:: Data supplied ::

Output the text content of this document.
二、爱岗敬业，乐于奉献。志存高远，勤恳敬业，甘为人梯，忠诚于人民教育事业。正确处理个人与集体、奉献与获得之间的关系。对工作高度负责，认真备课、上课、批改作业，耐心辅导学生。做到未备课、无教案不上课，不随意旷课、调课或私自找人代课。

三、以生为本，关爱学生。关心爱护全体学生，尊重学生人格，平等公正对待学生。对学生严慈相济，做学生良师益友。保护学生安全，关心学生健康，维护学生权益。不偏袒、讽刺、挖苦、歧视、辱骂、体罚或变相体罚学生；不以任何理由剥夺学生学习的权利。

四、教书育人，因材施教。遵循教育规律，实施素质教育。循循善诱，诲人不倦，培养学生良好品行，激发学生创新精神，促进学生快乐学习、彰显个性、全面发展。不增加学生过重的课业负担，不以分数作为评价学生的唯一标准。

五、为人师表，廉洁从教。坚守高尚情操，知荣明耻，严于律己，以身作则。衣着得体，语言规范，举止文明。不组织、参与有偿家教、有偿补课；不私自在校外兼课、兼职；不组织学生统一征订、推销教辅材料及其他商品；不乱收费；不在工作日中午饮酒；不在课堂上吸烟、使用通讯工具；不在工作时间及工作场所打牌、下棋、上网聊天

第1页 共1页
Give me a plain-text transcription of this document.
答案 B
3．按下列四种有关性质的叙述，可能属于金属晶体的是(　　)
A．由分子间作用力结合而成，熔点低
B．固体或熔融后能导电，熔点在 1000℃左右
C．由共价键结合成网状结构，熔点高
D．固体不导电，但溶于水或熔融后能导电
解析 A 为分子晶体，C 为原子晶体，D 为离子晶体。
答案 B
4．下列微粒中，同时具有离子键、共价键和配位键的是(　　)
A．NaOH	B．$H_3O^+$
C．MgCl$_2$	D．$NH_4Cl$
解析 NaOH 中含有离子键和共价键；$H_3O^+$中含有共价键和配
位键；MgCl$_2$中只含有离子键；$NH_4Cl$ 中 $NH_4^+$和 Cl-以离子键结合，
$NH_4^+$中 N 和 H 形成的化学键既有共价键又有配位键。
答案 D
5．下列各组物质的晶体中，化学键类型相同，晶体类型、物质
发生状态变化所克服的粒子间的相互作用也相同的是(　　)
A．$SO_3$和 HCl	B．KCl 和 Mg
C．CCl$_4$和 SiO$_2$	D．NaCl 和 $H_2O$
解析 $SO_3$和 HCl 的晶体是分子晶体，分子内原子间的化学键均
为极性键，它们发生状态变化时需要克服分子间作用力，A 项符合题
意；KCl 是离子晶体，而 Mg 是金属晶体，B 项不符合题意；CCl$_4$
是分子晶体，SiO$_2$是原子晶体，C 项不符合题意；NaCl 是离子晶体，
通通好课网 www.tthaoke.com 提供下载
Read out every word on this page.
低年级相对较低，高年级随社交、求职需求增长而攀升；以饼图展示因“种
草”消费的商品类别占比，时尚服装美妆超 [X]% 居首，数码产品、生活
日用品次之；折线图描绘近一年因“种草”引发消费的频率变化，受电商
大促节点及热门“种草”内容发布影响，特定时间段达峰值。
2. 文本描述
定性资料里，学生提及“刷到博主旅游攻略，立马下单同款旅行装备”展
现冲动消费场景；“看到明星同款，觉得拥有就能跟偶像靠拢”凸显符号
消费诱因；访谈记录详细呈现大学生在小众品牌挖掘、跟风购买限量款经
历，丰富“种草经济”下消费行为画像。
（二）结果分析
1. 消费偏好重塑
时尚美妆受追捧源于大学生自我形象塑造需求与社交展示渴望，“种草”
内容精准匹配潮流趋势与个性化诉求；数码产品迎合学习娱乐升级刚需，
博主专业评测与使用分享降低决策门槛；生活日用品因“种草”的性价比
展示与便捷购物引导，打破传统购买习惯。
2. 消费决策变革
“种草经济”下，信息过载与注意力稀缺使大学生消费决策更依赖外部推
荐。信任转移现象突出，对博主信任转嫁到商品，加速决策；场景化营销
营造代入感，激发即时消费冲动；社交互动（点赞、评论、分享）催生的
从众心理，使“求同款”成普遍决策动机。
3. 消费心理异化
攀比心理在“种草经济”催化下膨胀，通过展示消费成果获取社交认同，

:::

The task: Using the records above, select and copy every line that has the word "document".

Result of the task:
Output the text content of this document.
Give me a plain-text transcription of this document.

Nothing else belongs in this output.